◆ Given instruction ◆
Copy each line below exactly and leave the pictures out.

[Dataset items]
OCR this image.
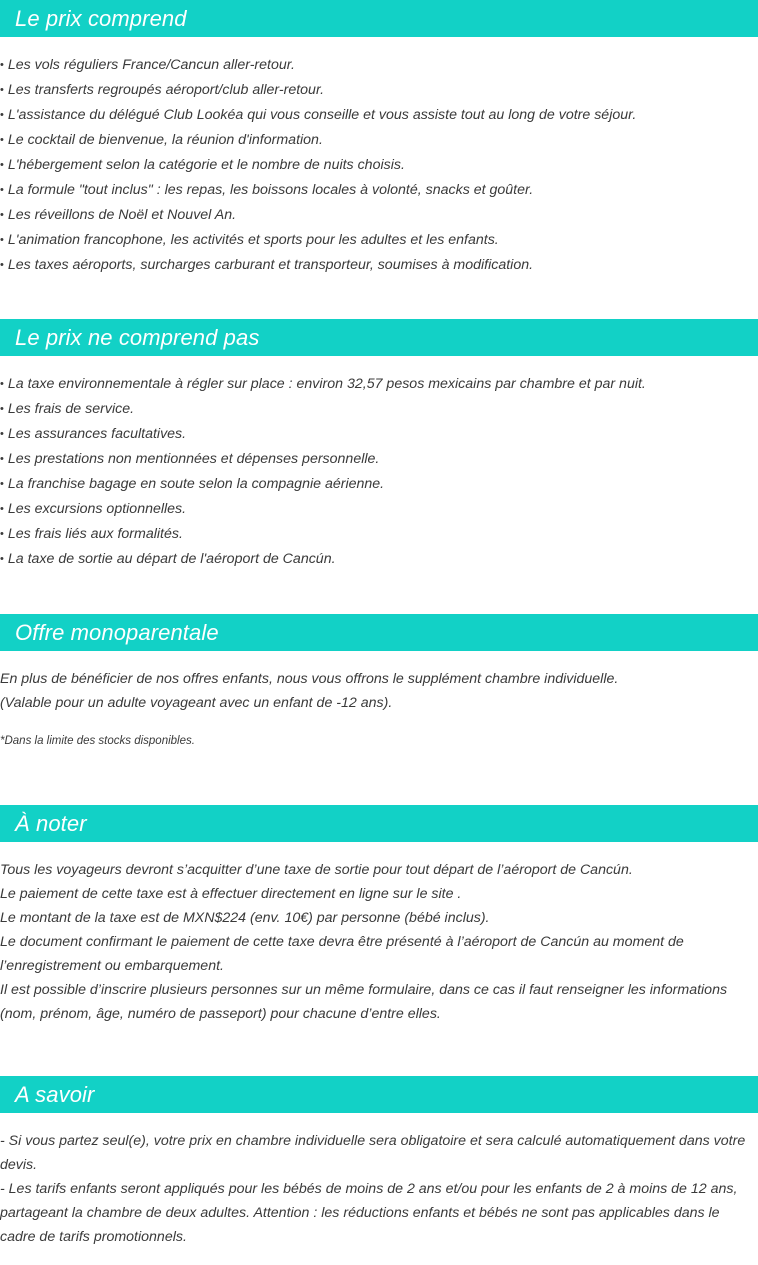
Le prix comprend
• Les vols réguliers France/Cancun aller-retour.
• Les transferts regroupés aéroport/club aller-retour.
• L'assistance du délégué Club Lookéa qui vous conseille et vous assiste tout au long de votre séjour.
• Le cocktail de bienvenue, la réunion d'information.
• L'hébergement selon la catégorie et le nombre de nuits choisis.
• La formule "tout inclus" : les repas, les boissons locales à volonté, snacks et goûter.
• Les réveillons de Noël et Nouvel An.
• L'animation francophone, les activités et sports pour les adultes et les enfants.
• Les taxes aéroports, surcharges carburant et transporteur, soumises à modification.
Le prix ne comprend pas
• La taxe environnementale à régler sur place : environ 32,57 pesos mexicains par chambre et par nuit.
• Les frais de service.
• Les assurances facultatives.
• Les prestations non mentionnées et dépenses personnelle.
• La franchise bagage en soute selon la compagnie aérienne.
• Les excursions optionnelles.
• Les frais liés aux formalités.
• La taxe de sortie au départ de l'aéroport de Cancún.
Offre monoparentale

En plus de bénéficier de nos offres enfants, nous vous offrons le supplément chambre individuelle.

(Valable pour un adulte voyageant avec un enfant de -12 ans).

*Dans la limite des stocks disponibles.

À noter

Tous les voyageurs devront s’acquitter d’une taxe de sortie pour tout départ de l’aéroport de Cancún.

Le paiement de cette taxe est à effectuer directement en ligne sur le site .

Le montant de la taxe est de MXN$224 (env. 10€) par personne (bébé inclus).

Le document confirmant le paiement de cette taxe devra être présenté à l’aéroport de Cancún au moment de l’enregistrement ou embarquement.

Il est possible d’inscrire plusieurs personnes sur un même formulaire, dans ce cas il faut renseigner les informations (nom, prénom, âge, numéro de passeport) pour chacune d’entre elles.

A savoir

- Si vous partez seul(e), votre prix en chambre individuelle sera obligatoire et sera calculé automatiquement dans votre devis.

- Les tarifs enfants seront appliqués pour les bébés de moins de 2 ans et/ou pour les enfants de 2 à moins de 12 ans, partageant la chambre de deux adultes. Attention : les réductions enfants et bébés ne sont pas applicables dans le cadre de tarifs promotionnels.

◆ Answer to this task ◆
OCR this image.
Le prix comprend
• Les vols réguliers France/Cancun aller-retour.
• Les transferts regroupés aéroport/club aller-retour.
• L'assistance du délégué Club Lookéa qui vous conseille et vous assiste tout au long de votre séjour.
• Le cocktail de bienvenue, la réunion d'information.
• L'hébergement selon la catégorie et le nombre de nuits choisis.
• La formule "tout inclus" : les repas, les boissons locales à volonté, snacks et goûter.
• Les réveillons de Noël et Nouvel An.
• L'animation francophone, les activités et sports pour les adultes et les enfants.
• Les taxes aéroports, surcharges carburant et transporteur, soumises à modification.
Le prix ne comprend pas
• La taxe environnementale à régler sur place : environ 32,57 pesos mexicains par chambre et par nuit.
• Les frais de service.
• Les assurances facultatives.
• Les prestations non mentionnées et dépenses personnelle.
• La franchise bagage en soute selon la compagnie aérienne.
• Les excursions optionnelles.
• Les frais liés aux formalités.
• La taxe de sortie au départ de l'aéroport de Cancún.
Offre monoparentale

En plus de bénéficier de nos offres enfants, nous vous offrons le supplément chambre individuelle.

(Valable pour un adulte voyageant avec un enfant de -12 ans).

*Dans la limite des stocks disponibles.

À noter

Tous les voyageurs devront s’acquitter d’une taxe de sortie pour tout départ de l’aéroport de Cancún.

Le paiement de cette taxe est à effectuer directement en ligne sur le site .

Le montant de la taxe est de MXN$224 (env. 10€) par personne (bébé inclus).

Le document confirmant le paiement de cette taxe devra être présenté à l’aéroport de Cancún au moment de l’enregistrement ou embarquement.

Il est possible d’inscrire plusieurs personnes sur un même formulaire, dans ce cas il faut renseigner les informations (nom, prénom, âge, numéro de passeport) pour chacune d’entre elles.

A savoir

- Si vous partez seul(e), votre prix en chambre individuelle sera obligatoire et sera calculé automatiquement dans votre devis.

- Les tarifs enfants seront appliqués pour les bébés de moins de 2 ans et/ou pour les enfants de 2 à moins de 12 ans, partageant la chambre de deux adultes. Attention : les réductions enfants et bébés ne sont pas applicables dans le cadre de tarifs promotionnels.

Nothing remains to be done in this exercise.